What is required: Transcribe the listing that follows in full, omitting pictures.

Saved entries
━━━━

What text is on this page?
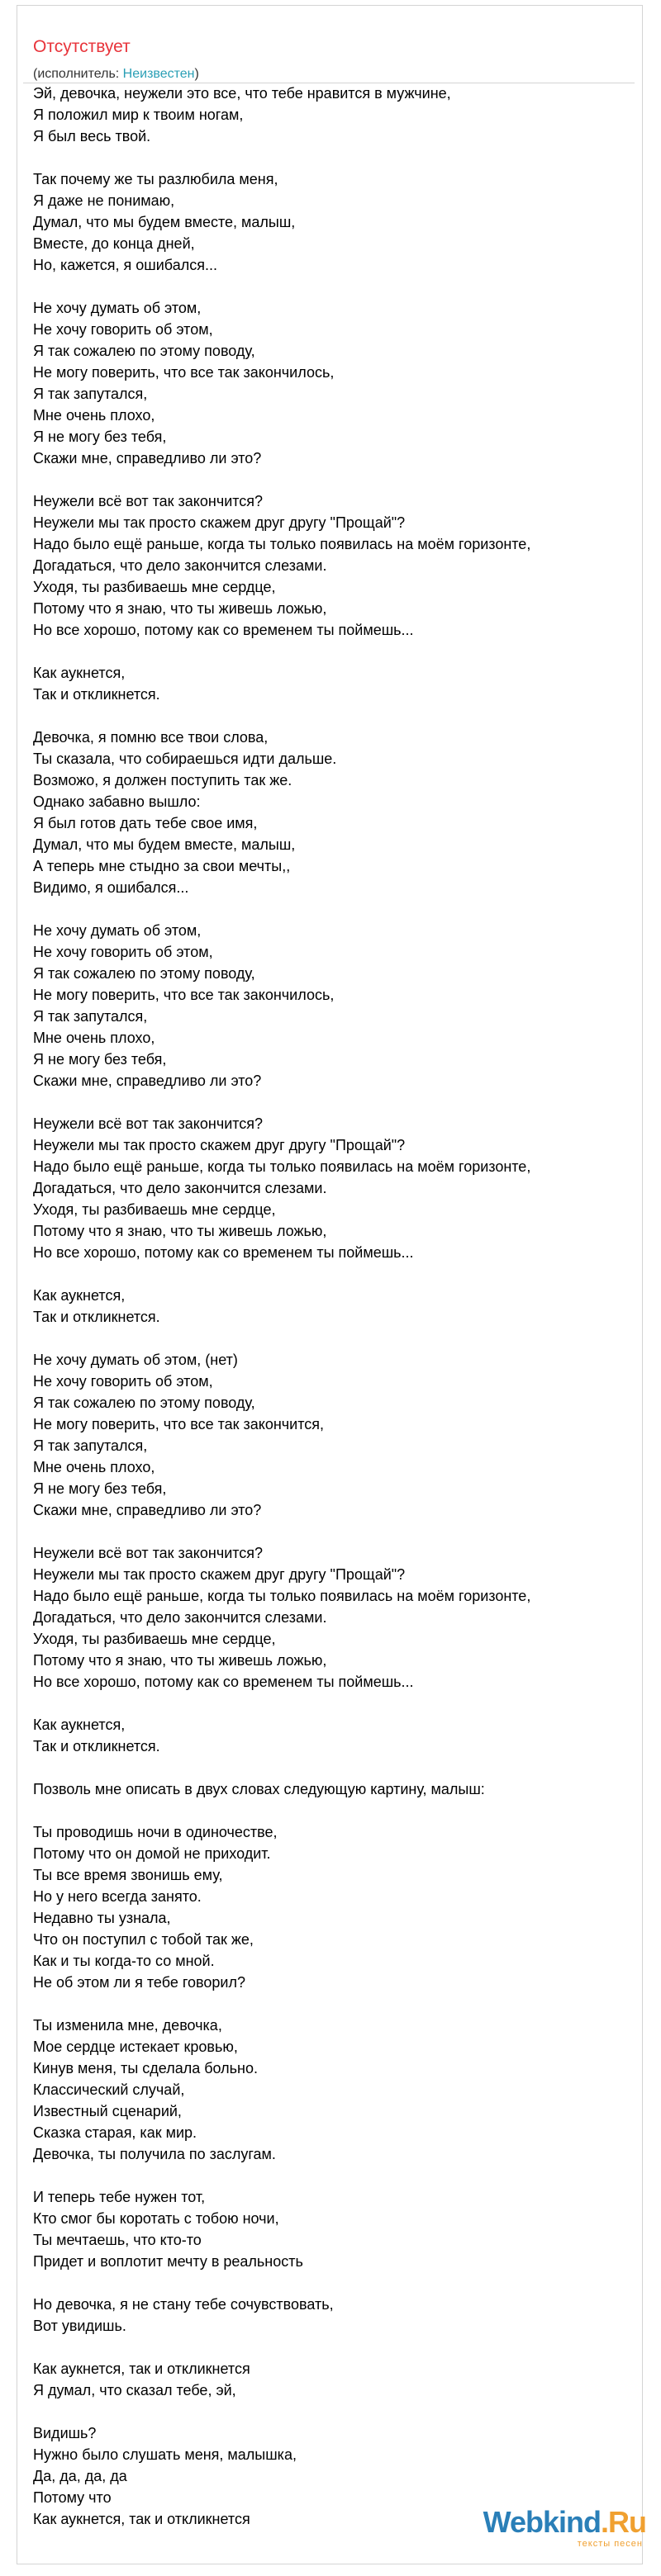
Отсутствует
(исполнитель: Неизвестен)
Эй, девочка, неужели это все, что тебе нравится в мужчине,
Я положил мир к твоим ногам,
Я был весь твой.
Так почему же ты разлюбила меня,
Я даже не понимаю,
Думал, что мы будем вместе, малыш,
Вместе, до конца дней,
Но, кажется, я ошибался...
Не хочу думать об этом,
Не хочу говорить об этом,
Я так сожалею по этому поводу,
Не могу поверить, что все так закончилось,
Я так запутался,
Мне очень плохо,
Я не могу без тебя,
Скажи мне, справедливо ли это?
Неужели всё вот так закончится?
Неужели мы так просто скажем друг другу "Прощай"?
Надо было ещё раньше, когда ты только появилась на моём горизонте,
Догадаться, что дело закончится слезами.
Уходя, ты разбиваешь мне сердце,
Потому что я знаю, что ты живешь ложью,
Но все хорошо, потому как со временем ты поймешь...
Как аукнется,
Так и откликнется.
Девочка, я помню все твои слова,
Ты сказала, что собираешься идти дальше.
Возможо, я должен поступить так же.
Однако забавно вышло:
Я был готов дать тебе свое имя,
Думал, что мы будем вместе, малыш,
А теперь мне стыдно за свои мечты,,
Видимо, я ошибался...
Не хочу думать об этом,
Не хочу говорить об этом,
Я так сожалею по этому поводу,
Не могу поверить, что все так закончилось,
Я так запутался,
Мне очень плохо,
Я не могу без тебя,
Скажи мне, справедливо ли это?
Неужели всё вот так закончится?
Неужели мы так просто скажем друг другу "Прощай"?
Надо было ещё раньше, когда ты только появилась на моём горизонте,
Догадаться, что дело закончится слезами.
Уходя, ты разбиваешь мне сердце,
Потому что я знаю, что ты живешь ложью,
Но все хорошо, потому как со временем ты поймешь...
Как аукнется,
Так и откликнется.
Не хочу думать об этом, (нет)
Не хочу говорить об этом,
Я так сожалею по этому поводу,
Не могу поверить, что все так закончится,
Я так запутался,
Мне очень плохо,
Я не могу без тебя,
Скажи мне, справедливо ли это?
Неужели всё вот так закончится?
Неужели мы так просто скажем друг другу "Прощай"?
Надо было ещё раньше, когда ты только появилась на моём горизонте,
Догадаться, что дело закончится слезами.
Уходя, ты разбиваешь мне сердце,
Потому что я знаю, что ты живешь ложью,
Но все хорошо, потому как со временем ты поймешь...
Как аукнется,
Так и откликнется.
Позволь мне описать в двух словах следующую картину, малыш:
Ты проводишь ночи в одиночестве,
Потому что он домой не приходит.
Ты все время звонишь ему,
Но у него всегда занято.
Недавно ты узнала,
Что он поступил с тобой так же,
Как и ты когда-то со мной.
Не об этом ли я тебе говорил?
Ты изменила мне, девочка,
Мое сердце истекает кровью,
Кинув меня, ты сделала больно.
Классический случай,
Известный сценарий,
Сказка старая, как мир.
Девочка, ты получила по заслугам.
И теперь тебе нужен тот,
Кто смог бы коротать с тобою ночи,
Ты мечтаешь, что кто-то
Придет и воплотит мечту в реальность
Но девочка, я не стану тебе сочувствовать,
Вот увидишь.
Как аукнется, так и откликнется
Я думал, что сказал тебе, эй,
Видишь?
Нужно было слушать меня, малышка,
Да, да, да, да
Потому что
Как аукнется, так и откликнется	Webkind.Ru
тексты песен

━━━━

Result of the exercise:
What text is on this page?
Отсутствует
(исполнитель: Неизвестен)
Эй, девочка, неужели это все, что тебе нравится в мужчине,
Я положил мир к твоим ногам,
Я был весь твой.
Так почему же ты разлюбила меня,
Я даже не понимаю,
Думал, что мы будем вместе, малыш,
Вместе, до конца дней,
Но, кажется, я ошибался...
Не хочу думать об этом,
Не хочу говорить об этом,
Я так сожалею по этому поводу,
Не могу поверить, что все так закончилось,
Я так запутался,
Мне очень плохо,
Я не могу без тебя,
Скажи мне, справедливо ли это?
Неужели всё вот так закончится?
Неужели мы так просто скажем друг другу "Прощай"?
Надо было ещё раньше, когда ты только появилась на моём горизонте,
Догадаться, что дело закончится слезами.
Уходя, ты разбиваешь мне сердце,
Потому что я знаю, что ты живешь ложью,
Но все хорошо, потому как со временем ты поймешь...
Как аукнется,
Так и откликнется.
Девочка, я помню все твои слова,
Ты сказала, что собираешься идти дальше.
Возможо, я должен поступить так же.
Однако забавно вышло:
Я был готов дать тебе свое имя,
Думал, что мы будем вместе, малыш,
А теперь мне стыдно за свои мечты,,
Видимо, я ошибался...
Не хочу думать об этом,
Не хочу говорить об этом,
Я так сожалею по этому поводу,
Не могу поверить, что все так закончилось,
Я так запутался,
Мне очень плохо,
Я не могу без тебя,
Скажи мне, справедливо ли это?
Неужели всё вот так закончится?
Неужели мы так просто скажем друг другу "Прощай"?
Надо было ещё раньше, когда ты только появилась на моём горизонте,
Догадаться, что дело закончится слезами.
Уходя, ты разбиваешь мне сердце,
Потому что я знаю, что ты живешь ложью,
Но все хорошо, потому как со временем ты поймешь...
Как аукнется,
Так и откликнется.
Не хочу думать об этом, (нет)
Не хочу говорить об этом,
Я так сожалею по этому поводу,
Не могу поверить, что все так закончится,
Я так запутался,
Мне очень плохо,
Я не могу без тебя,
Скажи мне, справедливо ли это?
Неужели всё вот так закончится?
Неужели мы так просто скажем друг другу "Прощай"?
Надо было ещё раньше, когда ты только появилась на моём горизонте,
Догадаться, что дело закончится слезами.
Уходя, ты разбиваешь мне сердце,
Потому что я знаю, что ты живешь ложью,
Но все хорошо, потому как со временем ты поймешь...
Как аукнется,
Так и откликнется.
Позволь мне описать в двух словах следующую картину, малыш:
Ты проводишь ночи в одиночестве,
Потому что он домой не приходит.
Ты все время звонишь ему,
Но у него всегда занято.
Недавно ты узнала,
Что он поступил с тобой так же,
Как и ты когда-то со мной.
Не об этом ли я тебе говорил?
Ты изменила мне, девочка,
Мое сердце истекает кровью,
Кинув меня, ты сделала больно.
Классический случай,
Известный сценарий,
Сказка старая, как мир.
Девочка, ты получила по заслугам.
И теперь тебе нужен тот,
Кто смог бы коротать с тобою ночи,
Ты мечтаешь, что кто-то
Придет и воплотит мечту в реальность
Но девочка, я не стану тебе сочувствовать,
Вот увидишь.
Как аукнется, так и откликнется
Я думал, что сказал тебе, эй,
Видишь?
Нужно было слушать меня, малышка,
Да, да, да, да
Потому что
Как аукнется, так и откликнется	Webkind.Ru
тексты песен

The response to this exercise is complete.